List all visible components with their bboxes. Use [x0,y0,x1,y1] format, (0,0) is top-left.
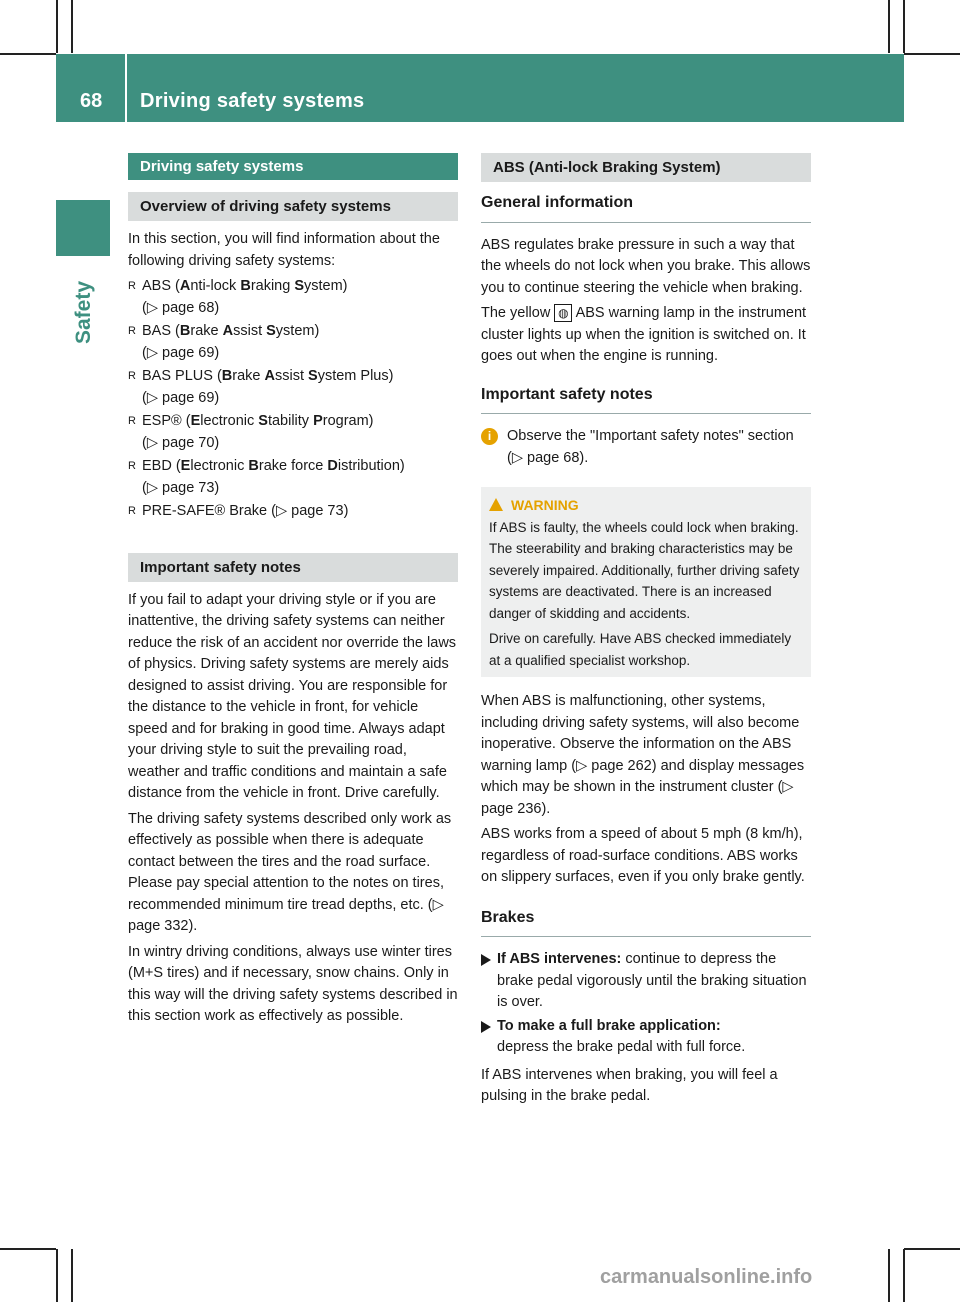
overview-item: R PRE-SAFE® Brake (▷ page 73) [128,501,458,523]
important-heading: Important safety notes [128,553,458,582]
crop-mark [888,0,890,53]
crop-mark [903,1249,905,1302]
header-divider [125,54,127,122]
crop-mark [904,53,960,55]
warning-text: Drive on carefully. Have ABS checked immediately at a qualified specialist workshop. [489,631,792,668]
bullet-icon: R [128,415,136,427]
page-reference: (▷ page 73) [271,503,349,519]
brakes-paragraph: If ABS intervenes when braking, you will feel a pulsing in the brake pedal. [481,1066,778,1104]
info-icon: i [481,428,498,445]
overview-list [128,276,458,523]
abs-section-band: ABS (Anti-lock Braking System) [481,153,811,182]
page-title: Driving safety systems [140,90,365,112]
general-paragraph: ABS regulates brake pressure in such a way that the wheels do not lock when you brake. This allows you to continue steering the vehicle when braking. [481,236,811,296]
crop-mark [56,1249,58,1302]
page-reference: (▷ page 69) [142,389,220,406]
page-reference: (▷ page 73) [142,479,220,496]
step-item: If ABS intervenes: continue to depress the brake pedal vigorously until the braking situation is over. [481,949,811,1014]
crop-mark [0,1248,56,1250]
bullet-icon: R [128,505,136,517]
important-paragraph: In wintry driving conditions, always use winter tires (M+S tires) and if necessary, snow chains. Only in this way will the driving safety systems described in this section work as effectively as possible. [128,943,458,1024]
overview-item: R BAS (Brake Assist System) (▷ page 69) [128,323,320,361]
crop-mark [56,0,58,53]
abs-paragraph: When ABS is malfunctioning, other systems, including driving safety systems, will also become inoperative. Observe the information on the ABS warning lamp (▷ page 262) and display messages which may be shown in the instrument cluster (▷ page 236). [481,693,805,817]
abs-warning-lamp-icon: ◍ [554,304,572,322]
brakes-heading: Brakes [481,907,811,938]
overview-item: R BAS PLUS (Brake Assist System Plus) (▷ page 69) [128,368,394,406]
overview-item: R EBD (Electronic Brake force Distribution) (▷ page 73) [128,458,405,496]
step-arrow-icon [481,1021,491,1033]
side-tab-label: Safety [72,280,95,344]
step-item: To make a full brake application: depress the brake pedal with full force. [481,1016,811,1059]
warning-text: If ABS is faulty, the wheels could lock when braking. The steerability and braking characteristics may be severely impaired. Additionally, further driving safety systems are deactivated. There is an increased danger of skidding and accidents. [489,519,800,621]
crop-mark [0,53,56,55]
left-column [128,153,458,1032]
warning-box [481,487,811,677]
side-tab [56,200,110,256]
crop-mark [888,1249,890,1302]
important-paragraph: The driving safety systems described only work as effectively as possible when there is adequate contact between the tires and the road surface. Please pay special attention to the notes on tires, recommended minimum tire tread depths, etc. (▷ page 332). [128,810,452,934]
general-info-heading: General information [481,192,811,223]
overview-item: R ESP® (Electronic Stability Program) (▷ page 70) [128,413,374,451]
page-reference: (▷ page 68) [142,299,220,316]
page-reference: (▷ page 70) [142,434,220,451]
overview-intro: In this section, you will find information about the following driving safety systems: [128,231,440,269]
abs-paragraph: ABS works from a speed of about 5 mph (8 km/h), regardless of road-surface conditions. ABS works on slippery surfaces, even if you only brake gently. [481,826,805,885]
watermark: carmanualsonline.info [600,1266,813,1288]
crop-mark [71,1249,73,1302]
crop-mark [71,0,73,53]
page-number: 68 [80,90,103,112]
info-note: i Observe the "Important safety notes" section (▷ page 68). [481,426,811,469]
step-arrow-icon [481,954,491,966]
section-band: Driving safety systems [128,153,458,180]
brake-steps [481,949,811,1059]
overview-heading: Overview of driving safety systems [128,192,458,221]
side-tab-label-wrap [66,258,106,348]
crop-mark [903,0,905,53]
bullet-icon: R [128,325,136,337]
abs-important-heading: Important safety notes [481,384,811,415]
lamp-paragraph: The yellow ◍ ABS warning lamp in the instrument cluster lights up when the ignition is switched on. It goes out when the engine is running. [481,305,807,364]
overview-item: R ABS (Anti-lock Braking System) (▷ page 68) [128,278,348,316]
important-paragraph: If you fail to adapt your driving style or if you are inattentive, the driving safety systems can neither reduce the risk of an accident nor override the laws of physics. Driving safety systems are merely aids designed to assist driving. You are responsible for the distance to the vehicle in front, for vehicle speed and for braking in good time. Always adapt your driving style to suit the prevailing road, weather and traffic conditions and maintain a safe distance from the vehicle in front. Drive carefully. [128,591,457,801]
bullet-icon: R [128,370,136,382]
page-reference: (▷ page 69) [142,344,220,361]
warning-title: WARNING [489,495,803,517]
warning-triangle-icon [489,498,503,511]
right-column [481,153,811,1112]
bullet-icon: R [128,280,136,292]
bullet-icon: R [128,460,136,472]
crop-mark [904,1248,960,1250]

◇ ◇ ◇ ◇ ◇ ◇ ◇

* [PROBLEM]: Reproduce the material above line for line, without changing any wording, and leave out any pictures.

* [EXERCISE RESULT]:
List all visible components with their bboxes. Use [x0,y0,x1,y1] format, (0,0) is top-left.
overview-item: R PRE-SAFE® Brake (▷ page 73) [128,501,458,523]
important-heading: Important safety notes [128,553,458,582]
crop-mark [888,0,890,53]
crop-mark [903,1249,905,1302]
header-divider [125,54,127,122]
crop-mark [904,53,960,55]
warning-text: Drive on carefully. Have ABS checked immediately at a qualified specialist workshop. [489,631,792,668]
bullet-icon: R [128,415,136,427]
page-reference: (▷ page 73) [271,503,349,519]
brakes-paragraph: If ABS intervenes when braking, you will feel a pulsing in the brake pedal. [481,1066,778,1104]
info-icon: i [481,428,498,445]
overview-list [128,276,458,523]
abs-section-band: ABS (Anti-lock Braking System) [481,153,811,182]
page-title: Driving safety systems [140,90,365,112]
general-paragraph: ABS regulates brake pressure in such a way that the wheels do not lock when you brake. This allows you to continue steering the vehicle when braking. [481,236,811,296]
crop-mark [56,1249,58,1302]
page-reference: (▷ page 69) [142,389,220,406]
page-reference: (▷ page 73) [142,479,220,496]
step-item: If ABS intervenes: continue to depress the brake pedal vigorously until the braking situation is over. [481,949,811,1014]
crop-mark [0,1248,56,1250]
bullet-icon: R [128,505,136,517]
important-paragraph: In wintry driving conditions, always use winter tires (M+S tires) and if necessary, snow chains. Only in this way will the driving safety systems described in this section work as effectively as possible. [128,943,458,1024]
overview-item: R BAS (Brake Assist System) (▷ page 69) [128,323,320,361]
crop-mark [56,0,58,53]
abs-paragraph: When ABS is malfunctioning, other systems, including driving safety systems, will also become inoperative. Observe the information on the ABS warning lamp (▷ page 262) and display messages which may be shown in the instrument cluster (▷ page 236). [481,693,805,817]
abs-warning-lamp-icon: ◍ [554,304,572,322]
brakes-heading: Brakes [481,907,811,938]
overview-item: R BAS PLUS (Brake Assist System Plus) (▷ page 69) [128,368,394,406]
overview-item: R EBD (Electronic Brake force Distribution) (▷ page 73) [128,458,405,496]
step-arrow-icon [481,1021,491,1033]
side-tab-label: Safety [72,280,95,344]
step-item: To make a full brake application: depress the brake pedal with full force. [481,1016,811,1059]
warning-text: If ABS is faulty, the wheels could lock when braking. The steerability and braking characteristics may be severely impaired. Additionally, further driving safety systems are deactivated. There is an increased danger of skidding and accidents. [489,519,800,621]
crop-mark [0,53,56,55]
left-column [128,153,458,1032]
warning-box [481,487,811,677]
side-tab [56,200,110,256]
crop-mark [888,1249,890,1302]
important-paragraph: The driving safety systems described only work as effectively as possible when there is adequate contact between the tires and the road surface. Please pay special attention to the notes on tires, recommended minimum tire tread depths, etc. (▷ page 332). [128,810,452,934]
general-info-heading: General information [481,192,811,223]
overview-item: R ESP® (Electronic Stability Program) (▷ page 70) [128,413,374,451]
page-reference: (▷ page 68) [142,299,220,316]
page-reference: (▷ page 70) [142,434,220,451]
overview-intro: In this section, you will find information about the following driving safety systems: [128,231,440,269]
abs-paragraph: ABS works from a speed of about 5 mph (8 km/h), regardless of road-surface conditions. ABS works on slippery surfaces, even if you only brake gently. [481,826,805,885]
watermark: carmanualsonline.info [600,1266,813,1288]
crop-mark [71,1249,73,1302]
crop-mark [71,0,73,53]
page-number: 68 [80,90,103,112]
info-note: i Observe the "Important safety notes" section (▷ page 68). [481,426,811,469]
step-arrow-icon [481,954,491,966]
section-band: Driving safety systems [128,153,458,180]
brake-steps [481,949,811,1059]
overview-heading: Overview of driving safety systems [128,192,458,221]
side-tab-label-wrap [66,258,106,348]
crop-mark [903,0,905,53]
bullet-icon: R [128,325,136,337]
abs-important-heading: Important safety notes [481,384,811,415]
lamp-paragraph: The yellow ◍ ABS warning lamp in the instrument cluster lights up when the ignition is switched on. It goes out when the engine is running. [481,305,807,364]
overview-item: R ABS (Anti-lock Braking System) (▷ page 68) [128,278,348,316]
important-paragraph: If you fail to adapt your driving style or if you are inattentive, the driving safety systems can neither reduce the risk of an accident nor override the laws of physics. Driving safety systems are merely aids designed to assist driving. You are responsible for the distance to the vehicle in front, for vehicle speed and for braking in good time. Always adapt your driving style to suit the prevailing road, weather and traffic conditions and maintain a safe distance from the vehicle in front. Drive carefully. [128,591,457,801]
bullet-icon: R [128,370,136,382]
page-reference: (▷ page 69) [142,344,220,361]
warning-title: WARNING [489,495,803,517]
warning-triangle-icon [489,498,503,511]
right-column [481,153,811,1112]
bullet-icon: R [128,280,136,292]
bullet-icon: R [128,460,136,472]
crop-mark [904,1248,960,1250]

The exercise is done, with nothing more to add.